▶ _What you need to do_: Write out the listing below again, precisely as it is given.

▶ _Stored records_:
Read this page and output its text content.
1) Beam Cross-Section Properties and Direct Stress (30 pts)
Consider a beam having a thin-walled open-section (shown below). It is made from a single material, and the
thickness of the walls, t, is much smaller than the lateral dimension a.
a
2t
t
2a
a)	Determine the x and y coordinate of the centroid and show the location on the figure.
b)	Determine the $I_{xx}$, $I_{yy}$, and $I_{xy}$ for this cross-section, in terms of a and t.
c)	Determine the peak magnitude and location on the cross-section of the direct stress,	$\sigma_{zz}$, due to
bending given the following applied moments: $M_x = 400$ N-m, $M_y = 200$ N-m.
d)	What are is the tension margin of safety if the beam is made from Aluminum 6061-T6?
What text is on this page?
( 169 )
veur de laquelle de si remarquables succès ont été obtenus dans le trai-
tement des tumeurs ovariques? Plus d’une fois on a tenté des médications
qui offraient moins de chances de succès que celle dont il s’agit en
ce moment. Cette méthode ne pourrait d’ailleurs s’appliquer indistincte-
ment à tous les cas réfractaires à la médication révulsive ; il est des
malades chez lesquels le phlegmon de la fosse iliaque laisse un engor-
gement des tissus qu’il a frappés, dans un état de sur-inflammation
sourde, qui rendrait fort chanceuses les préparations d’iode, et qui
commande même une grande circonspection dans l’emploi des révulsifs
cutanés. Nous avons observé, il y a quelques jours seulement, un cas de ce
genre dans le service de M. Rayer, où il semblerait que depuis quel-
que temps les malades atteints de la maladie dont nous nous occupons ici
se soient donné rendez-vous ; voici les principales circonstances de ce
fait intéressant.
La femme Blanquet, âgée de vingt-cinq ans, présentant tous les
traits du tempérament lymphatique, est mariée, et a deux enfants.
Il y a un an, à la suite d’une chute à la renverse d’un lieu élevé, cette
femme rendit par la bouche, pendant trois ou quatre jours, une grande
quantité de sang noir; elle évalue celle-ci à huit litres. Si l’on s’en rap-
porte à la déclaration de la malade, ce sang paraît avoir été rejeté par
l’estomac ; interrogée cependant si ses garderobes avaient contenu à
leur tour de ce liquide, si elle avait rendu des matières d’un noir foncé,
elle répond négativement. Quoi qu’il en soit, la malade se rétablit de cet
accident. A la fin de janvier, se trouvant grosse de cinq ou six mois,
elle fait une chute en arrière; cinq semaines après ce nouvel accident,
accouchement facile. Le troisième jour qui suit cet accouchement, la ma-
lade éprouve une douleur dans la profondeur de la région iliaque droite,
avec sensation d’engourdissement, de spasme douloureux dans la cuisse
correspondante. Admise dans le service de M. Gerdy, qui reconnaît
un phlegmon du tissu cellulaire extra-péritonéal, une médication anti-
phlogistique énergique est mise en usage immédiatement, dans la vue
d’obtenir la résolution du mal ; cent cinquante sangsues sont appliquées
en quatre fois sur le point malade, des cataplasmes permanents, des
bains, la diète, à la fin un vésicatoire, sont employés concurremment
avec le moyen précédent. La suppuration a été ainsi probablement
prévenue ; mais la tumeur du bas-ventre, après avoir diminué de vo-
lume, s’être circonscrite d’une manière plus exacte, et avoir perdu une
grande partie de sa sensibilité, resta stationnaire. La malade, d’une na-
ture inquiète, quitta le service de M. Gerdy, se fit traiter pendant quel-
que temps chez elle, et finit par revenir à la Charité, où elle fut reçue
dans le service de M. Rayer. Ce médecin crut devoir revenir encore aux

▶ _The output_:
Read this page and output its text content.
1) Beam Cross-Section Properties and Direct Stress (30 pts)
Consider a beam having a thin-walled open-section (shown below). It is made from a single material, and the
thickness of the walls, t, is much smaller than the lateral dimension a.
a
2t
t
2a
a)	Determine the x and y coordinate of the centroid and show the location on the figure.
b)	Determine the $I_{xx}$, $I_{yy}$, and $I_{xy}$ for this cross-section, in terms of a and t.
c)	Determine the peak magnitude and location on the cross-section of the direct stress,	$\sigma_{zz}$, due to
bending given the following applied moments: $M_x = 400$ N-m, $M_y = 200$ N-m.
d)	What are is the tension margin of safety if the beam is made from Aluminum 6061-T6?
What text is on this page?
( 169 )
veur de laquelle de si remarquables succès ont été obtenus dans le trai-
tement des tumeurs ovariques? Plus d’une fois on a tenté des médications
qui offraient moins de chances de succès que celle dont il s’agit en
ce moment. Cette méthode ne pourrait d’ailleurs s’appliquer indistincte-
ment à tous les cas réfractaires à la médication révulsive ; il est des
malades chez lesquels le phlegmon de la fosse iliaque laisse un engor-
gement des tissus qu’il a frappés, dans un état de sur-inflammation
sourde, qui rendrait fort chanceuses les préparations d’iode, et qui
commande même une grande circonspection dans l’emploi des révulsifs
cutanés. Nous avons observé, il y a quelques jours seulement, un cas de ce
genre dans le service de M. Rayer, où il semblerait que depuis quel-
que temps les malades atteints de la maladie dont nous nous occupons ici
se soient donné rendez-vous ; voici les principales circonstances de ce
fait intéressant.
La femme Blanquet, âgée de vingt-cinq ans, présentant tous les
traits du tempérament lymphatique, est mariée, et a deux enfants.
Il y a un an, à la suite d’une chute à la renverse d’un lieu élevé, cette
femme rendit par la bouche, pendant trois ou quatre jours, une grande
quantité de sang noir; elle évalue celle-ci à huit litres. Si l’on s’en rap-
porte à la déclaration de la malade, ce sang paraît avoir été rejeté par
l’estomac ; interrogée cependant si ses garderobes avaient contenu à
leur tour de ce liquide, si elle avait rendu des matières d’un noir foncé,
elle répond négativement. Quoi qu’il en soit, la malade se rétablit de cet
accident. A la fin de janvier, se trouvant grosse de cinq ou six mois,
elle fait une chute en arrière; cinq semaines après ce nouvel accident,
accouchement facile. Le troisième jour qui suit cet accouchement, la ma-
lade éprouve une douleur dans la profondeur de la région iliaque droite,
avec sensation d’engourdissement, de spasme douloureux dans la cuisse
correspondante. Admise dans le service de M. Gerdy, qui reconnaît
un phlegmon du tissu cellulaire extra-péritonéal, une médication anti-
phlogistique énergique est mise en usage immédiatement, dans la vue
d’obtenir la résolution du mal ; cent cinquante sangsues sont appliquées
en quatre fois sur le point malade, des cataplasmes permanents, des
bains, la diète, à la fin un vésicatoire, sont employés concurremment
avec le moyen précédent. La suppuration a été ainsi probablement
prévenue ; mais la tumeur du bas-ventre, après avoir diminué de vo-
lume, s’être circonscrite d’une manière plus exacte, et avoir perdu une
grande partie de sa sensibilité, resta stationnaire. La malade, d’une na-
ture inquiète, quitta le service de M. Gerdy, se fit traiter pendant quel-
que temps chez elle, et finit par revenir à la Charité, où elle fut reçue
dans le service de M. Rayer. Ce médecin crut devoir revenir encore aux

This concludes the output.